◆ **Stated goal**
Transcribe the whole listing without a single picture.

◆ **Task inputs**
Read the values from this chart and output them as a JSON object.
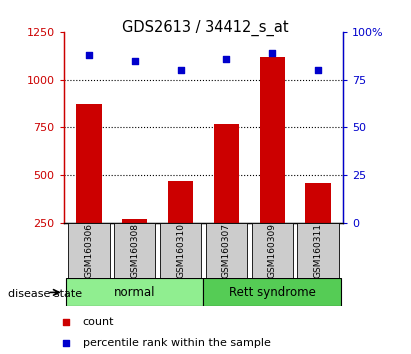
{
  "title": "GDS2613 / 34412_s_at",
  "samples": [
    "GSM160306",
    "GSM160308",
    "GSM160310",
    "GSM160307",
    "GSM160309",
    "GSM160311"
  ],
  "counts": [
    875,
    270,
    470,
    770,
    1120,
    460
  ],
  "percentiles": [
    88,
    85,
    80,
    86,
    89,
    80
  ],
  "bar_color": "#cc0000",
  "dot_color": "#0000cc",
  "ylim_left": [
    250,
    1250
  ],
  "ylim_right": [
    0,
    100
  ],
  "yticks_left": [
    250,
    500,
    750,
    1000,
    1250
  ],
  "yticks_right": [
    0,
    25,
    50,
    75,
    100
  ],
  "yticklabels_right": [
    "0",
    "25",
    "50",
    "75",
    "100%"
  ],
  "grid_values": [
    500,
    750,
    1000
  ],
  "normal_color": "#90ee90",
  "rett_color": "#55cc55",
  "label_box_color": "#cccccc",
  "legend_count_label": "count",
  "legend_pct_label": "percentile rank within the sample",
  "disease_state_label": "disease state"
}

◆ **Problem solution**
Read the values from this chart and output them as a JSON object.
{
  "title": "GDS2613 / 34412_s_at",
  "samples": [
    "GSM160306",
    "GSM160308",
    "GSM160310",
    "GSM160307",
    "GSM160309",
    "GSM160311"
  ],
  "counts": [
    875,
    270,
    470,
    770,
    1120,
    460
  ],
  "percentiles": [
    88,
    85,
    80,
    86,
    89,
    80
  ],
  "bar_color": "#cc0000",
  "dot_color": "#0000cc",
  "ylim_left": [
    250,
    1250
  ],
  "ylim_right": [
    0,
    100
  ],
  "yticks_left": [
    250,
    500,
    750,
    1000,
    1250
  ],
  "yticks_right": [
    0,
    25,
    50,
    75,
    100
  ],
  "yticklabels_right": [
    "0",
    "25",
    "50",
    "75",
    "100%"
  ],
  "grid_values": [
    500,
    750,
    1000
  ],
  "normal_color": "#90ee90",
  "rett_color": "#55cc55",
  "label_box_color": "#cccccc",
  "legend_count_label": "count",
  "legend_pct_label": "percentile rank within the sample",
  "disease_state_label": "disease state"
}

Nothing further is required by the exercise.